Rows from a dataset:
******************************
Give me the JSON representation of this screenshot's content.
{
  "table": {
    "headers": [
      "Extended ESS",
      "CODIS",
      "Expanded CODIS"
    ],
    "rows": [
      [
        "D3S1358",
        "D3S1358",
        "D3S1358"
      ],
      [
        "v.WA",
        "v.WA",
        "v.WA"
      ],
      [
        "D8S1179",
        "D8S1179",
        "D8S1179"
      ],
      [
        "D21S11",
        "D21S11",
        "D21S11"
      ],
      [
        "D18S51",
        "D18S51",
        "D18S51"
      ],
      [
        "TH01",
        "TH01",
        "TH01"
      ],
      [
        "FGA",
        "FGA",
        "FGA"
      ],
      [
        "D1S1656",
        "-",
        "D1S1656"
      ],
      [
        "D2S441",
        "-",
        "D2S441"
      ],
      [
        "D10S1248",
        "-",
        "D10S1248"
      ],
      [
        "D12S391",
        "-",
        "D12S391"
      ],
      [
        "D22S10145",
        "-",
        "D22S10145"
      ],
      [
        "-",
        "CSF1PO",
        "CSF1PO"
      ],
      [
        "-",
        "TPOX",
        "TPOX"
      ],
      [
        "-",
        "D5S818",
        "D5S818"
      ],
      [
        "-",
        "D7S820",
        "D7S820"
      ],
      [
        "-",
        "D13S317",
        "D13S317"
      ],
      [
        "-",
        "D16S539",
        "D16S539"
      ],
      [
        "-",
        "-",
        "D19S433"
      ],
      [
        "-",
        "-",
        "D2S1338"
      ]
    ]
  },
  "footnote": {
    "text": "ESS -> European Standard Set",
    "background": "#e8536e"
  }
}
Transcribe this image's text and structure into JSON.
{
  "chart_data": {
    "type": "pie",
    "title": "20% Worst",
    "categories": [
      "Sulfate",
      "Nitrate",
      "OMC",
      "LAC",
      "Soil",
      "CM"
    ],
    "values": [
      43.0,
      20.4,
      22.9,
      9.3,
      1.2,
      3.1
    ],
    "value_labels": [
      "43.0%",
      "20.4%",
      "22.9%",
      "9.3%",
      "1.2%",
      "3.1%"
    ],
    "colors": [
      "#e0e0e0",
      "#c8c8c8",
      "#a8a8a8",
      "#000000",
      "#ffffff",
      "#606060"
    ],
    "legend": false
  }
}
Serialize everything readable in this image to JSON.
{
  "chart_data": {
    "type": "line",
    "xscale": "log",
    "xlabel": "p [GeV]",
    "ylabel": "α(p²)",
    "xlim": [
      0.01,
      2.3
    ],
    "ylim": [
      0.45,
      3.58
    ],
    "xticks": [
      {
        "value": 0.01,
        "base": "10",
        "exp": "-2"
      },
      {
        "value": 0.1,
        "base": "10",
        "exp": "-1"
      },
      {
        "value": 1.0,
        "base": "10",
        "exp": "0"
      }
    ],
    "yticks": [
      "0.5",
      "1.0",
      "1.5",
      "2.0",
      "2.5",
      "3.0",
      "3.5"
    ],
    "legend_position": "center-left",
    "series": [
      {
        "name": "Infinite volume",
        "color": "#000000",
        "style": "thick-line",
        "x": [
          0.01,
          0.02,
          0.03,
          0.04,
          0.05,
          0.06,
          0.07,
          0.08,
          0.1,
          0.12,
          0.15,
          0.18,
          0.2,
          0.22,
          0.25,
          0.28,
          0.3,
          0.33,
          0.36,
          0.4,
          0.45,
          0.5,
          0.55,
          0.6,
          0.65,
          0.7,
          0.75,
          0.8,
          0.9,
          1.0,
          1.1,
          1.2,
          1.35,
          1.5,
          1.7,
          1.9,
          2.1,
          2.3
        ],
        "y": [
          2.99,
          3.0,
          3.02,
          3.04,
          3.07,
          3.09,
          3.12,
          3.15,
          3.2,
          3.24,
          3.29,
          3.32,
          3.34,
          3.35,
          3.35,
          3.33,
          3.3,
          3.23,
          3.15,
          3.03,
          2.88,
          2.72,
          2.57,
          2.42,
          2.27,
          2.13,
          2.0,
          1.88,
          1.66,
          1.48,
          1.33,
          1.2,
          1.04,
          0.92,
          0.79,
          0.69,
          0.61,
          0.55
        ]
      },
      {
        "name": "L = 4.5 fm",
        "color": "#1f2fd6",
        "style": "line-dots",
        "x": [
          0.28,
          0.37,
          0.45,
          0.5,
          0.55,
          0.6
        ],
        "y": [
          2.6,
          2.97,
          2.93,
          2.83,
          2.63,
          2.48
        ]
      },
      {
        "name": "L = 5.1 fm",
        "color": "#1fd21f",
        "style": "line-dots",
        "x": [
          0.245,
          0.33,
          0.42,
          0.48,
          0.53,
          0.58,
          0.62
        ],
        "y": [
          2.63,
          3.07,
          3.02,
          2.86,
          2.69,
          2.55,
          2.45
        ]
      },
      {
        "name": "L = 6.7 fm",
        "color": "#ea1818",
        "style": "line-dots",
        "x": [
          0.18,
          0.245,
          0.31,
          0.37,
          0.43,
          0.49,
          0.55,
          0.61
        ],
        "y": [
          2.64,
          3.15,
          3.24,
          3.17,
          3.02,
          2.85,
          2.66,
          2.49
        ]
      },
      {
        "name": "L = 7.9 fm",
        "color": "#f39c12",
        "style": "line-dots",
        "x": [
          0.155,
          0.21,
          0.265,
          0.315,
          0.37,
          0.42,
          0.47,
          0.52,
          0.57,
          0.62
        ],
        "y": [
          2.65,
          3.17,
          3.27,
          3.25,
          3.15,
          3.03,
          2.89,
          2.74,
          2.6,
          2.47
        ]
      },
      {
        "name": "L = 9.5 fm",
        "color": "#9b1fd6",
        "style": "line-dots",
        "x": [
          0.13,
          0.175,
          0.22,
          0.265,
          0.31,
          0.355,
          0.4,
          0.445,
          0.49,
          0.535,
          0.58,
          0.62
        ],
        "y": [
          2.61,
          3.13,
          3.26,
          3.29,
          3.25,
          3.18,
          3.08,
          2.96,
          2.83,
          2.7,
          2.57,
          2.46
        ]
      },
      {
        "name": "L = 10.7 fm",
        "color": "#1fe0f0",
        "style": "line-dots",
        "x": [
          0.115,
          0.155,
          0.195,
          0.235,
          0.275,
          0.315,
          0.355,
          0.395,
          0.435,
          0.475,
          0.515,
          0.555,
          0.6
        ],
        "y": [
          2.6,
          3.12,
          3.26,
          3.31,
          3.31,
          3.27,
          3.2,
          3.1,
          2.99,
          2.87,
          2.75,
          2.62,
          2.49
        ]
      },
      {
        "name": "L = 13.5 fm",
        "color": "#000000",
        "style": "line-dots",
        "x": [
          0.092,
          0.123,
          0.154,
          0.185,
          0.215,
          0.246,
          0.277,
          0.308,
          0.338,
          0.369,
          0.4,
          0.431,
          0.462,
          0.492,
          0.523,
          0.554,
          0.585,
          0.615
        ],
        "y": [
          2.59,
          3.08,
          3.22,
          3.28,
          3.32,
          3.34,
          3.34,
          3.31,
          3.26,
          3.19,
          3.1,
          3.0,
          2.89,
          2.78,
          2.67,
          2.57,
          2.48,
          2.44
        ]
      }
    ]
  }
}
******************************
GIVEN PROBLEM: Write out every line of the entries that holds the word "name".

RESPONSE BELOW:
        "name": "Infinite volume",
        "name": "L = 4.5 fm",
        "name": "L = 5.1 fm",
        "name": "L = 6.7 fm",
        "name": "L = 7.9 fm",
        "name": "L = 9.5 fm",
        "name": "L = 10.7 fm",
        "name": "L = 13.5 fm",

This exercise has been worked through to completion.